=== Supplied entries ===

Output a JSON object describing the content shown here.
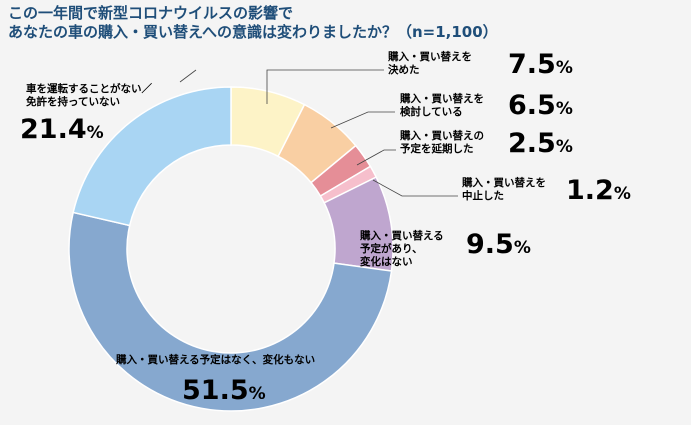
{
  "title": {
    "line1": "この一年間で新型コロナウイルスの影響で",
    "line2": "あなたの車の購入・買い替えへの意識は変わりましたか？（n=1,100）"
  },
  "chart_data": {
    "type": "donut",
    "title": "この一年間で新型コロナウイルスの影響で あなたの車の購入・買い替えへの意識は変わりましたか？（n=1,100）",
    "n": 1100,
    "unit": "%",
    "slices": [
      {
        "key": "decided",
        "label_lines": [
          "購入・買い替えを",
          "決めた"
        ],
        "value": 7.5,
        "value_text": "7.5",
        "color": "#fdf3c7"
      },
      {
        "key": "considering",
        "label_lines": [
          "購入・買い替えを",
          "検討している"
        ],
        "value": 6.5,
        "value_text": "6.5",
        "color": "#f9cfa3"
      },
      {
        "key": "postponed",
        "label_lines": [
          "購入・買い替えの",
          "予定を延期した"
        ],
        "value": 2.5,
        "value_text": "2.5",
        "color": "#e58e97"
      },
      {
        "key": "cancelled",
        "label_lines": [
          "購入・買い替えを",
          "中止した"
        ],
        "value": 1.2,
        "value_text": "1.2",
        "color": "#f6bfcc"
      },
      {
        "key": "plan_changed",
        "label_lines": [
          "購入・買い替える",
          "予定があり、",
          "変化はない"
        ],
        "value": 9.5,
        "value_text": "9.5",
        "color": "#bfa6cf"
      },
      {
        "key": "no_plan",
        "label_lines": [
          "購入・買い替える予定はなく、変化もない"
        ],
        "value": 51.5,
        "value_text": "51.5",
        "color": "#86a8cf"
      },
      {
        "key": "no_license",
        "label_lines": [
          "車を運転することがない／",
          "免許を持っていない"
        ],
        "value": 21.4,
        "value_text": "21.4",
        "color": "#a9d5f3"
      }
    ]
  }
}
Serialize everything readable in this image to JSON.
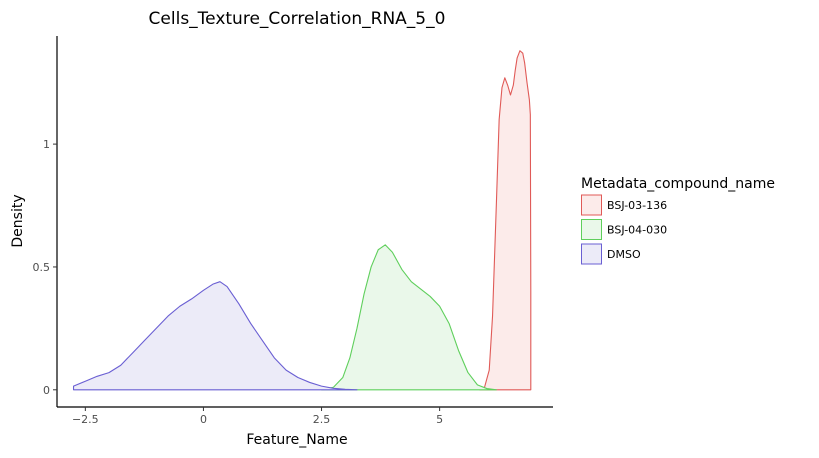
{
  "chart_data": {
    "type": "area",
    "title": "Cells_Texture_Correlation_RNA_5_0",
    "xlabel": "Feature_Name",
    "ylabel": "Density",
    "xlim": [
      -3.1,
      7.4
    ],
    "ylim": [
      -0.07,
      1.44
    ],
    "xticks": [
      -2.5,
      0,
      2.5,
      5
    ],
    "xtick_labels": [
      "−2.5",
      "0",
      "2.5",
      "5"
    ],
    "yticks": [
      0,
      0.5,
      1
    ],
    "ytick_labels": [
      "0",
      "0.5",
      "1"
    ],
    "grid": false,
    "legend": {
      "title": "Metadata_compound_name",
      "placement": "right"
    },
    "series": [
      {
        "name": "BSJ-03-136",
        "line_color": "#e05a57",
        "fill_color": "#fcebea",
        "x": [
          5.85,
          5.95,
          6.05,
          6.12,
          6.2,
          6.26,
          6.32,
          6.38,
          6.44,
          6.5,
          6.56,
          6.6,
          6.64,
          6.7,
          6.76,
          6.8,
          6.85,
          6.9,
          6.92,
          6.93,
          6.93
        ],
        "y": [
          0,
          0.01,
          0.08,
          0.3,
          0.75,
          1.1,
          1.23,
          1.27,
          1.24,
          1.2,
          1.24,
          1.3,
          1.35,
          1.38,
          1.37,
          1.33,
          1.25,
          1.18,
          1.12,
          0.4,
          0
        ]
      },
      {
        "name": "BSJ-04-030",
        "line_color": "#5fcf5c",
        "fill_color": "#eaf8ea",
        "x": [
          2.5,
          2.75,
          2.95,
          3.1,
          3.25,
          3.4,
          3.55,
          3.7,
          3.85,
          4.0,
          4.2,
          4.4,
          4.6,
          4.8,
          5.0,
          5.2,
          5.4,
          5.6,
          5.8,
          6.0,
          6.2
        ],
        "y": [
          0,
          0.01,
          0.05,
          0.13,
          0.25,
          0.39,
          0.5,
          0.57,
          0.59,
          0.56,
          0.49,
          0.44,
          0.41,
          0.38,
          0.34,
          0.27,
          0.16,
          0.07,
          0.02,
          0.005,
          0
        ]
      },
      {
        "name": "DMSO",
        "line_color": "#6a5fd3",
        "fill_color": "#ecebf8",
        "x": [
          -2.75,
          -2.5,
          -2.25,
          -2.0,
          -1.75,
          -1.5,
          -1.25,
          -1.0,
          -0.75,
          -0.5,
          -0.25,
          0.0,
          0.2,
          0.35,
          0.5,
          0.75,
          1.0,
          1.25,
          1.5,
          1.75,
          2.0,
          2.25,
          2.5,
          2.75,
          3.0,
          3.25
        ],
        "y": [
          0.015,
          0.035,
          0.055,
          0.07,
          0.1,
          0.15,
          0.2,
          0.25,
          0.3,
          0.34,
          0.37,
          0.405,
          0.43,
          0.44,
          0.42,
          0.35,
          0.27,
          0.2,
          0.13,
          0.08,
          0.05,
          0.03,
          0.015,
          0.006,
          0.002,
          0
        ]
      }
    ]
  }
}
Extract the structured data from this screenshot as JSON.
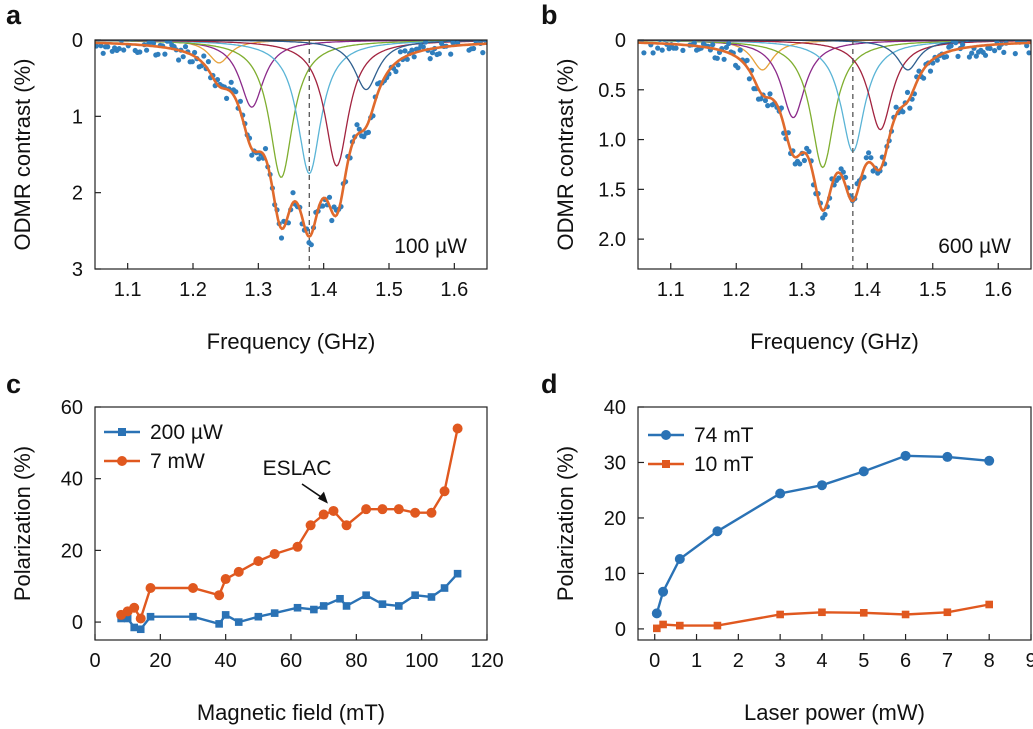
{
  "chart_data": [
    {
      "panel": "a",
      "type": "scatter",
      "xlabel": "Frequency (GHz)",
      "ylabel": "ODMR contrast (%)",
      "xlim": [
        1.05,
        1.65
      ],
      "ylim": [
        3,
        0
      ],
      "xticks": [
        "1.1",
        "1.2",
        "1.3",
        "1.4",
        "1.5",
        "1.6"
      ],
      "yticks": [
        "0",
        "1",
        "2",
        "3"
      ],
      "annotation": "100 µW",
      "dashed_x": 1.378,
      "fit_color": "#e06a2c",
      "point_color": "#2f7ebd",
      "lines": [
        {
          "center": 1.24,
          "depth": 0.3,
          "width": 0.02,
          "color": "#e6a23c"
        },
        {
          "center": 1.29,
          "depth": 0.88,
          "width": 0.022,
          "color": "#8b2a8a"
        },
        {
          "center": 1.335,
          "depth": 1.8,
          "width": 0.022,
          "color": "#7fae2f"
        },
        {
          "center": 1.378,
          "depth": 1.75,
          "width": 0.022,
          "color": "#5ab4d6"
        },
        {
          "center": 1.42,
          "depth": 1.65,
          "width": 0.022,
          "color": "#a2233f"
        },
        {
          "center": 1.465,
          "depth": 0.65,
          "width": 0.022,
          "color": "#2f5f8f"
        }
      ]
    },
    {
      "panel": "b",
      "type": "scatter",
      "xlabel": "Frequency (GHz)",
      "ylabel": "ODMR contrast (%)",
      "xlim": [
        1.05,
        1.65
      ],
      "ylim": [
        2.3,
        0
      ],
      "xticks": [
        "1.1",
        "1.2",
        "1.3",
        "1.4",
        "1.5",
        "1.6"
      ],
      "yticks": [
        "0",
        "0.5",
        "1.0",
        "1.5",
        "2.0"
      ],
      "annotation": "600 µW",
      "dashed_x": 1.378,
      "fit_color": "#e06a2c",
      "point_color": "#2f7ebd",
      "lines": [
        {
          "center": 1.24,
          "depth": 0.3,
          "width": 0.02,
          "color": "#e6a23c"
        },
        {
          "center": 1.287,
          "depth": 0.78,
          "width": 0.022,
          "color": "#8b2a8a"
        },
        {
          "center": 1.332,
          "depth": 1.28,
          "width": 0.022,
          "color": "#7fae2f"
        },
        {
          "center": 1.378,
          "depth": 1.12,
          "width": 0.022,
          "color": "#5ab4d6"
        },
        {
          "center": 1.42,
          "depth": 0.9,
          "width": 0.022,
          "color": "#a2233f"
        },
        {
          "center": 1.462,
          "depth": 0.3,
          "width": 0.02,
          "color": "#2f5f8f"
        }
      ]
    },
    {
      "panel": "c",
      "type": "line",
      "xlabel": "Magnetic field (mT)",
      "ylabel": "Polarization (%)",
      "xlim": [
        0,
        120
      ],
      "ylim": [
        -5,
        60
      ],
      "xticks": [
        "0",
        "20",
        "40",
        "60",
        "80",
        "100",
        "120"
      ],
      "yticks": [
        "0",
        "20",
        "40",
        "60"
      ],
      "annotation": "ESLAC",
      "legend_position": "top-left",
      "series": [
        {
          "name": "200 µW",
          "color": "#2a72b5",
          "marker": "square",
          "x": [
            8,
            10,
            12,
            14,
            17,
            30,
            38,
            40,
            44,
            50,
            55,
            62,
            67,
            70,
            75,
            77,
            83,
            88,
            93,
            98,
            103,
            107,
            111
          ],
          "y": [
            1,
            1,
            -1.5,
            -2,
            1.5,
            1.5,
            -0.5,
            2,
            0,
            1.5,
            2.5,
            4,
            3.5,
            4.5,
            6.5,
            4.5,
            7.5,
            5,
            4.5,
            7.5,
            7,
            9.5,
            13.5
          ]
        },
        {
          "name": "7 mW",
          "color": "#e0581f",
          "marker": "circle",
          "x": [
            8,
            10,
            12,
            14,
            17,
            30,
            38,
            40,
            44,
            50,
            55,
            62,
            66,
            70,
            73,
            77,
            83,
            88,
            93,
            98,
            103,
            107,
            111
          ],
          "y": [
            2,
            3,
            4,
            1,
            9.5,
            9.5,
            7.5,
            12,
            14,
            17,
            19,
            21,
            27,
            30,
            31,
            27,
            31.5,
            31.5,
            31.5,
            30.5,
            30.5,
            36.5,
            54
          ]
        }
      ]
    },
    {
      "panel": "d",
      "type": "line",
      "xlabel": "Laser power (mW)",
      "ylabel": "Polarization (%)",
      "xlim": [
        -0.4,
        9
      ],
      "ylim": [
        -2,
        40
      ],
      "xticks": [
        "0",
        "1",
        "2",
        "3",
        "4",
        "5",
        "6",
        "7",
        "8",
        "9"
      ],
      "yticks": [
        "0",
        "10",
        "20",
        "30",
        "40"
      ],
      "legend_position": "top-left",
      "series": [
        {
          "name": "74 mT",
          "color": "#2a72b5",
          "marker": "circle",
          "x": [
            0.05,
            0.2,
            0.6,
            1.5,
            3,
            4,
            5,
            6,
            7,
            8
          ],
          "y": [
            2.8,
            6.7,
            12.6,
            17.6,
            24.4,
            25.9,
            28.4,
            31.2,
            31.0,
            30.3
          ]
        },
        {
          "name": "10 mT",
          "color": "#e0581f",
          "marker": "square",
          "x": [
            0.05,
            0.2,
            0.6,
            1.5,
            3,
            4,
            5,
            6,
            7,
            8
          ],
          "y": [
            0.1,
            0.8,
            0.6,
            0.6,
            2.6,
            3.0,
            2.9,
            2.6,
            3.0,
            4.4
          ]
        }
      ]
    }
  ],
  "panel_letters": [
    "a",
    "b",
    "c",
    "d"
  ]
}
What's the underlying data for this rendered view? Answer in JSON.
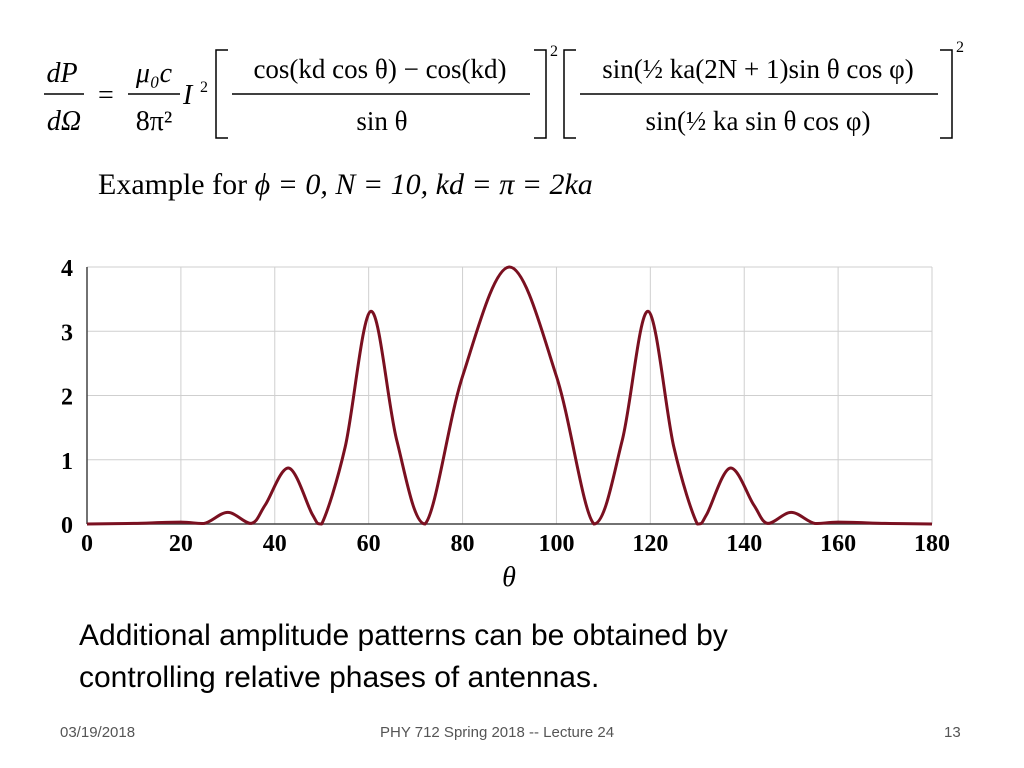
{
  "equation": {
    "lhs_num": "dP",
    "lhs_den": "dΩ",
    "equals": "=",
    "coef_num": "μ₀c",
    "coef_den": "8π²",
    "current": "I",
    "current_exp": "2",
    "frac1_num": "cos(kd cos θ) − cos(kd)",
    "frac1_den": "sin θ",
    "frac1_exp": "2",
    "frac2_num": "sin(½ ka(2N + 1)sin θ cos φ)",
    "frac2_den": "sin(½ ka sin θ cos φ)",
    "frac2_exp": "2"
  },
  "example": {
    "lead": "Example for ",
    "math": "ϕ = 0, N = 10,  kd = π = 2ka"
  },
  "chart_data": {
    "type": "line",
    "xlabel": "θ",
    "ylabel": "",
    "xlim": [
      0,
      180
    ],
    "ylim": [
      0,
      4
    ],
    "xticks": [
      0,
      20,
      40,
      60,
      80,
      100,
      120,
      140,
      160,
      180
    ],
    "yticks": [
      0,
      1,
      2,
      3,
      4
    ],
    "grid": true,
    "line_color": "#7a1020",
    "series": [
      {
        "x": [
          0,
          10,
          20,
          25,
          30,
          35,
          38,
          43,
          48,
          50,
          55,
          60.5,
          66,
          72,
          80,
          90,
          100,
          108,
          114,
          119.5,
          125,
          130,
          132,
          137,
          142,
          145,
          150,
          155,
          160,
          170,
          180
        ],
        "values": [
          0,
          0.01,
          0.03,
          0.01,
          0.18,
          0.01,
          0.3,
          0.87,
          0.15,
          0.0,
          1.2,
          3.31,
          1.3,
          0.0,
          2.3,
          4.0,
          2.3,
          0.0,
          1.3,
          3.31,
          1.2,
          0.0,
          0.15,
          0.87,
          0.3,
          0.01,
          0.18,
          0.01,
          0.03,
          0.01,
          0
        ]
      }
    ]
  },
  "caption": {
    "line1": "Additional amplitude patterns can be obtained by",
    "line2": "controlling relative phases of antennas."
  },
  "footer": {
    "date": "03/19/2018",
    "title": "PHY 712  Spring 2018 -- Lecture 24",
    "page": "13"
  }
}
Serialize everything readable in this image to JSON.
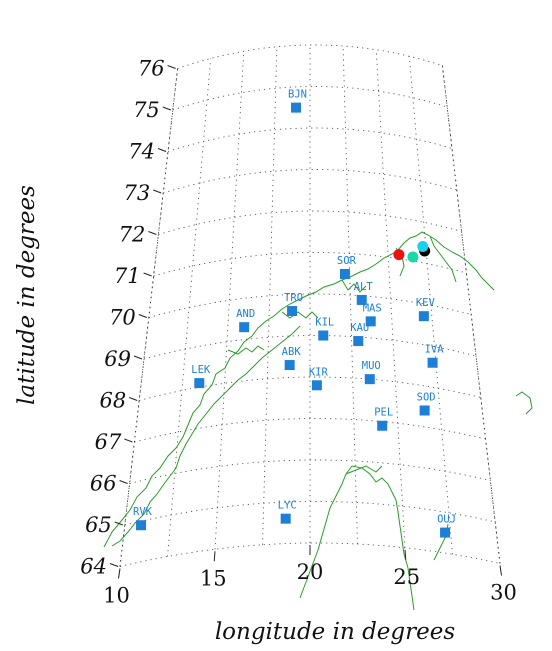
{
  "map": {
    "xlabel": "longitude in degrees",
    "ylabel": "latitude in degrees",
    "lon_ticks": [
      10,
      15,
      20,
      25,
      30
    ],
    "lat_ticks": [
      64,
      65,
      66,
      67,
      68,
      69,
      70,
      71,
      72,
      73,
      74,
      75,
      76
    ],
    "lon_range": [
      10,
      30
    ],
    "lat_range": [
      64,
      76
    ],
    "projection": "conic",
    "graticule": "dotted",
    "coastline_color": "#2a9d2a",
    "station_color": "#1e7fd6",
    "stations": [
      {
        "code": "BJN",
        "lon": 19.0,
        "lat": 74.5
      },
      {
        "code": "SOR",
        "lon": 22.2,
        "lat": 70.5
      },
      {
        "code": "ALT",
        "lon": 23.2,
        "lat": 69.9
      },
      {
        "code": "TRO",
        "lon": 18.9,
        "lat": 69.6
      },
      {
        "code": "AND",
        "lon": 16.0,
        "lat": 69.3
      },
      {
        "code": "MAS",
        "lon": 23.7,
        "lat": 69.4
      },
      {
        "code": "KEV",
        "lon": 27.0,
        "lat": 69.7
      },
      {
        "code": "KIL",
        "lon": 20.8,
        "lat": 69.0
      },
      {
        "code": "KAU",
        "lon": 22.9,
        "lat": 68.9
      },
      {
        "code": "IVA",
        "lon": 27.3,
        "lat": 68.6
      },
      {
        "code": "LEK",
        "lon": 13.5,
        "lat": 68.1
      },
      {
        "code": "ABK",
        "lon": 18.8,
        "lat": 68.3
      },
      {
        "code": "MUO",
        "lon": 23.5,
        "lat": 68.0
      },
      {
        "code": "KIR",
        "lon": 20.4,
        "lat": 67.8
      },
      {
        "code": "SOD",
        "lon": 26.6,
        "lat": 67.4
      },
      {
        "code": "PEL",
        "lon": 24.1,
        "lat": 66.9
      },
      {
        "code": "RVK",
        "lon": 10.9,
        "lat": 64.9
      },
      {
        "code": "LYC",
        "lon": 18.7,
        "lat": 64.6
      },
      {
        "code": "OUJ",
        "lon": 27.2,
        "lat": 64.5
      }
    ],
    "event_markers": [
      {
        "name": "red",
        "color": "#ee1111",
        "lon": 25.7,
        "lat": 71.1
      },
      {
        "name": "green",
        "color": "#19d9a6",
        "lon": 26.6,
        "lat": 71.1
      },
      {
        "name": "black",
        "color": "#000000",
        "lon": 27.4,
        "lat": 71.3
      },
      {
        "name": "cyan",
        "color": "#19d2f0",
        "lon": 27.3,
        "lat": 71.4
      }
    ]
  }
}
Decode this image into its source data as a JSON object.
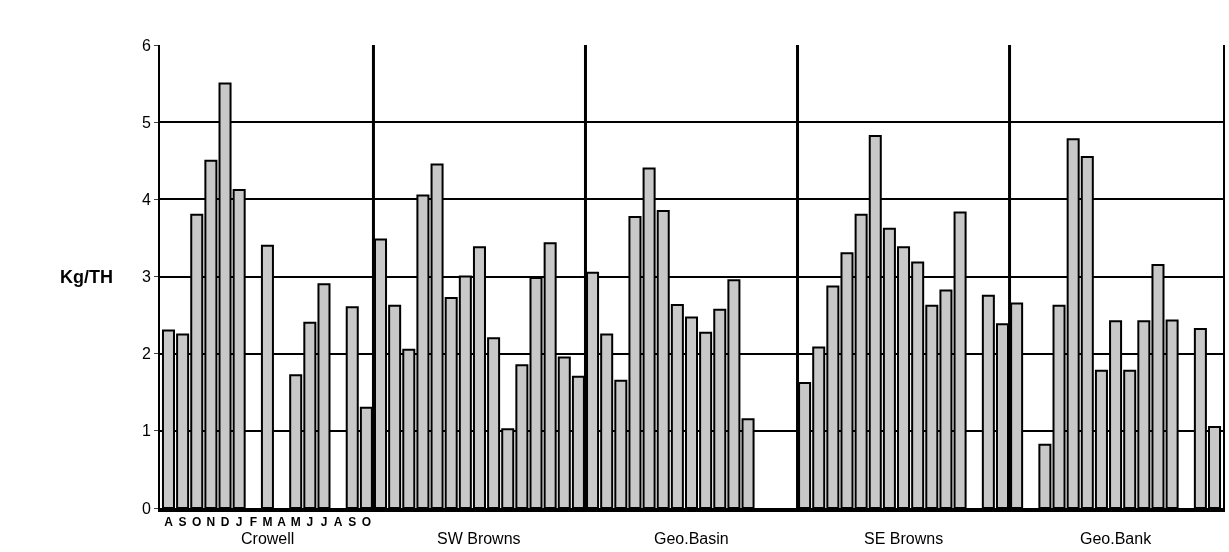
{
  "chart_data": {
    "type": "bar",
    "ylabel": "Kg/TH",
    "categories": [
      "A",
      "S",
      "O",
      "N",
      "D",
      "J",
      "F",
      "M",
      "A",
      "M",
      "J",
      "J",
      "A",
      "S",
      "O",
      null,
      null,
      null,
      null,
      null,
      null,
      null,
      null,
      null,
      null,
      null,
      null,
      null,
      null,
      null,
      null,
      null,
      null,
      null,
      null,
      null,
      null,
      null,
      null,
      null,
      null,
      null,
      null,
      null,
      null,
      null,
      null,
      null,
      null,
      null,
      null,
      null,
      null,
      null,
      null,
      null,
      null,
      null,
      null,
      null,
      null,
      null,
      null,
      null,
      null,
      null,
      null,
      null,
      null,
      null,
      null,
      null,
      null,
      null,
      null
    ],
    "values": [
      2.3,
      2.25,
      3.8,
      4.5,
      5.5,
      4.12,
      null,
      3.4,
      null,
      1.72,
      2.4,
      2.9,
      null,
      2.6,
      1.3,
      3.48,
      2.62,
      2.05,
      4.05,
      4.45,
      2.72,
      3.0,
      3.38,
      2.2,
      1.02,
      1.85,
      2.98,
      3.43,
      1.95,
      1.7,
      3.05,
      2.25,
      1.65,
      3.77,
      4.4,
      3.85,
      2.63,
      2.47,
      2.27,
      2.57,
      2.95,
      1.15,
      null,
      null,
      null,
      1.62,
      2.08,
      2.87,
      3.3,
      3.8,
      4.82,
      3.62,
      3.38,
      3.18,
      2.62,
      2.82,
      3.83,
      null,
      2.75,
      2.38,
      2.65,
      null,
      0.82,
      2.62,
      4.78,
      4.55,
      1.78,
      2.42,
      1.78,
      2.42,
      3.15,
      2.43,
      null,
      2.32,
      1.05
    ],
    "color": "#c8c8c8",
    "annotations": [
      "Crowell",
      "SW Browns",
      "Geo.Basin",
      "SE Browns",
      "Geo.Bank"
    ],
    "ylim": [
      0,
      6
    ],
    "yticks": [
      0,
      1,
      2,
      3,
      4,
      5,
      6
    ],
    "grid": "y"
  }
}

===

§ **Required work**:
Pull out every line of the entries that includes the word "買い替えへの意識は変わりましたか".

§ **Solution to the problem**:
    "line2": "あなたの車の購入・買い替えへの意識は変わりましたか？（n=1,100）"
    "title": "この一年間で新型コロナウイルスの影響で あなたの車の購入・買い替えへの意識は変わりましたか？（n=1,100）",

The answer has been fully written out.